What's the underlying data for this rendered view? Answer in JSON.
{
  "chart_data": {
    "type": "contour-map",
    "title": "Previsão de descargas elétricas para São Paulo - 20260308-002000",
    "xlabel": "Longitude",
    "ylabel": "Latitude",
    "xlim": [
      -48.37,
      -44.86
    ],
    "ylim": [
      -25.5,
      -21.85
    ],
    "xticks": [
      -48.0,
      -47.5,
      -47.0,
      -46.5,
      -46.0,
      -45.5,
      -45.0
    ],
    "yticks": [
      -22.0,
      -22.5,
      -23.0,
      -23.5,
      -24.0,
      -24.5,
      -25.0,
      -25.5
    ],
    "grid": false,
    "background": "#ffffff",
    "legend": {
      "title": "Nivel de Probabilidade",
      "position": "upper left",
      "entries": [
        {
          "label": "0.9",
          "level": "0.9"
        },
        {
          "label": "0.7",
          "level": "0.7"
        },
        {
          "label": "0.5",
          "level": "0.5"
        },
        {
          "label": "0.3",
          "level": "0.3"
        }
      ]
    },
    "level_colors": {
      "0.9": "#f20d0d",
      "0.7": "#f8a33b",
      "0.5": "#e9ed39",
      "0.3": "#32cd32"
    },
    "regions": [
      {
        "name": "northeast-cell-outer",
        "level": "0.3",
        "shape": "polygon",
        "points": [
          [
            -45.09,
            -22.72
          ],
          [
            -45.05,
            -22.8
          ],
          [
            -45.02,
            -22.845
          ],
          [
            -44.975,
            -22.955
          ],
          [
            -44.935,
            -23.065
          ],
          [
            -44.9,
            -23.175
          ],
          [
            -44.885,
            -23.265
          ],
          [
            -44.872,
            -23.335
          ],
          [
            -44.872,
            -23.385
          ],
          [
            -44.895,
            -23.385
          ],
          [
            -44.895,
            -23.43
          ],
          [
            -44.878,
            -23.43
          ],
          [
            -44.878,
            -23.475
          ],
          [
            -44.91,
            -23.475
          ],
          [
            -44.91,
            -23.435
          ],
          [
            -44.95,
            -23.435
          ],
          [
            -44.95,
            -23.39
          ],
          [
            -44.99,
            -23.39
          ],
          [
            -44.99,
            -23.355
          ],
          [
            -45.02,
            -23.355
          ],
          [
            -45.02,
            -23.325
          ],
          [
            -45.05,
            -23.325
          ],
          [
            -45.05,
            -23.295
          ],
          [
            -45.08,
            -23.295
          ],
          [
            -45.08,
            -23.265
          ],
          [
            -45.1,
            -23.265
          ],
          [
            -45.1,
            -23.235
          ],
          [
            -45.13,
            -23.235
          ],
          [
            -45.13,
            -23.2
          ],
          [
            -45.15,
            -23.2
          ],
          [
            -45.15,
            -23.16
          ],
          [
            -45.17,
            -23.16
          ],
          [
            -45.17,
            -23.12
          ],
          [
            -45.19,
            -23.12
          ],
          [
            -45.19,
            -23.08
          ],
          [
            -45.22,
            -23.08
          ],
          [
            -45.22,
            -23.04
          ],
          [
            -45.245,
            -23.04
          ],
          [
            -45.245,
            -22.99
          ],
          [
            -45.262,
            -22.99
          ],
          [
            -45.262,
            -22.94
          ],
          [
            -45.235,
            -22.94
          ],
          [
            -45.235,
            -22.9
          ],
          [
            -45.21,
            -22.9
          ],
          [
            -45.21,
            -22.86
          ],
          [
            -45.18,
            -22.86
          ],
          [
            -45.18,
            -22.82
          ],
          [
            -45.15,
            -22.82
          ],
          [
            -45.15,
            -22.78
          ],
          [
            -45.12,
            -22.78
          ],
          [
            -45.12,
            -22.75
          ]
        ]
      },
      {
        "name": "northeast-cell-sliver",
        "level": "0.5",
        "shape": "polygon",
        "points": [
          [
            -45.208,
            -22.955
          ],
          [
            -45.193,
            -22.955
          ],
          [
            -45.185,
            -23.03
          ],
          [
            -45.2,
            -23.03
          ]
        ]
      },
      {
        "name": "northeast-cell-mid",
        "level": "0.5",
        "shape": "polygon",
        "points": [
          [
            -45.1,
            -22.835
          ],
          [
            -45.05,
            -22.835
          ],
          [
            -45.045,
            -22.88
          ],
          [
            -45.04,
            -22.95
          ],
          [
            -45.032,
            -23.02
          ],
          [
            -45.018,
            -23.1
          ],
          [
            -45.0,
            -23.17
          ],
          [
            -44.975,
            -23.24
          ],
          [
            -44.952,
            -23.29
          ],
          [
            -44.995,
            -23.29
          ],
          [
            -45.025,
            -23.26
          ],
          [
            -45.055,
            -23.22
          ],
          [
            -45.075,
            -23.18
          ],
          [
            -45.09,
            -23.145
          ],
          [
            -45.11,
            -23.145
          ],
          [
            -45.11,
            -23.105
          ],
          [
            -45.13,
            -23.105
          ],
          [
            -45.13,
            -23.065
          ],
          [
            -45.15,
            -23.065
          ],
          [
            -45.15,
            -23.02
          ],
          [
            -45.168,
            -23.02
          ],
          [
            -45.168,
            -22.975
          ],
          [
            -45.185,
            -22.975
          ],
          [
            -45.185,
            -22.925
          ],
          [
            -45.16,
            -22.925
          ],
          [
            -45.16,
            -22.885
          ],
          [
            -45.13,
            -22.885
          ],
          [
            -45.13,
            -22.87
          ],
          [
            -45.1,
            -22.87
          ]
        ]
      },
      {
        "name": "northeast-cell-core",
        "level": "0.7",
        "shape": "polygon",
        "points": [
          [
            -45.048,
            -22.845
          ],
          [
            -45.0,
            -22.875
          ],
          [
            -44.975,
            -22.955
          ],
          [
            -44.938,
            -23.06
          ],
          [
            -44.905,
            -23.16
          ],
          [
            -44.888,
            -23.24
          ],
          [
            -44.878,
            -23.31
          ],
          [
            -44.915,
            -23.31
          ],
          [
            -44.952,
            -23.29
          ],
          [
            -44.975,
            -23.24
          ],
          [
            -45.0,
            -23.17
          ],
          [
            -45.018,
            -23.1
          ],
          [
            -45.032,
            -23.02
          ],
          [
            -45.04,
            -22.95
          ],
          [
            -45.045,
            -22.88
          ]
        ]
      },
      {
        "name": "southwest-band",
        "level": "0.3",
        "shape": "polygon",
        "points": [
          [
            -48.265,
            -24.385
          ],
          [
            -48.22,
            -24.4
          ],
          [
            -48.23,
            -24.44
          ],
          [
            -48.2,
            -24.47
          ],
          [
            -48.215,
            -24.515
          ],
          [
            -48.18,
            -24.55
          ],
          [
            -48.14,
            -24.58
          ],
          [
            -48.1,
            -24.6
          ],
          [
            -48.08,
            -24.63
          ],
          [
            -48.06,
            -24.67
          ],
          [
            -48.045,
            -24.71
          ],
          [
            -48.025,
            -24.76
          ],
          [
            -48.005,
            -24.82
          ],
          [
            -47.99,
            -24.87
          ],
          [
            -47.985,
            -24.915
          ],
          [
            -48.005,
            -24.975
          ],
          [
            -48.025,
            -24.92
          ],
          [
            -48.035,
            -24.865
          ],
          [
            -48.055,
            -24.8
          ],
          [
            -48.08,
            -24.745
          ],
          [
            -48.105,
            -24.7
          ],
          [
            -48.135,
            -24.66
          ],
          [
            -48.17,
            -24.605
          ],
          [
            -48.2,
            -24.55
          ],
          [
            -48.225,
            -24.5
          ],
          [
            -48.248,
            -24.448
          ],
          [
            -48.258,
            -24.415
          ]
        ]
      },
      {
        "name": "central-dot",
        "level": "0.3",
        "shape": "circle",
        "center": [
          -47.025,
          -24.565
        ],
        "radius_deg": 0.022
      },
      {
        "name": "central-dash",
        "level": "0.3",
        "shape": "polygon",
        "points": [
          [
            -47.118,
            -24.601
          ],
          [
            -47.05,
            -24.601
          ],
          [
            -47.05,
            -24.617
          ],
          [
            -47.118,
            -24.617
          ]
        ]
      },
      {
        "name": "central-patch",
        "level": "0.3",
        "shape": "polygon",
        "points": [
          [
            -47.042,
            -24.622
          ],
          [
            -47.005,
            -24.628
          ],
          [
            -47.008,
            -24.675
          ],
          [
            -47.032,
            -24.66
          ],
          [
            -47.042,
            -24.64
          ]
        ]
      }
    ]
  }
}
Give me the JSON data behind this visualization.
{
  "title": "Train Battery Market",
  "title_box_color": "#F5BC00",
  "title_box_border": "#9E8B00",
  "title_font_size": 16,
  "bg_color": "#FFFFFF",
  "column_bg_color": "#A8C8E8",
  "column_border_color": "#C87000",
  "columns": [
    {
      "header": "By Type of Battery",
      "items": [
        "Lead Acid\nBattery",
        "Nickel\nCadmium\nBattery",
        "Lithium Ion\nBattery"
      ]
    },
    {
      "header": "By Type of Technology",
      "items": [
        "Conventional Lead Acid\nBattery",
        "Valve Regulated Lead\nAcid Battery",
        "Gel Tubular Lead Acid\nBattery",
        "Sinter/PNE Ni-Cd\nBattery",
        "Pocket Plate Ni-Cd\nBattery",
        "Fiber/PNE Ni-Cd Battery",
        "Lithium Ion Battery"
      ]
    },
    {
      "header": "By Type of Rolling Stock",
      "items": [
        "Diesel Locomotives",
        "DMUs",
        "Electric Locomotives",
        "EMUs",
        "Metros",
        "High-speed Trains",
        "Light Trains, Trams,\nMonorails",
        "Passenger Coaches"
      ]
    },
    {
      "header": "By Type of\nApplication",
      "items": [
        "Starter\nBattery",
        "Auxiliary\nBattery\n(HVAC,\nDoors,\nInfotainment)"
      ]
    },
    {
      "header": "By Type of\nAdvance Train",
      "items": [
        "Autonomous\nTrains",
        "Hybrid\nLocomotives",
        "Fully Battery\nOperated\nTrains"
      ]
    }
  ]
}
####
_BRIEF_
Copy out every line in the listing where the word "nTrains" appears.

_SOLUTION BELOW_
        "Autonomous\nTrains",
        "Fully Battery\nOperated\nTrains"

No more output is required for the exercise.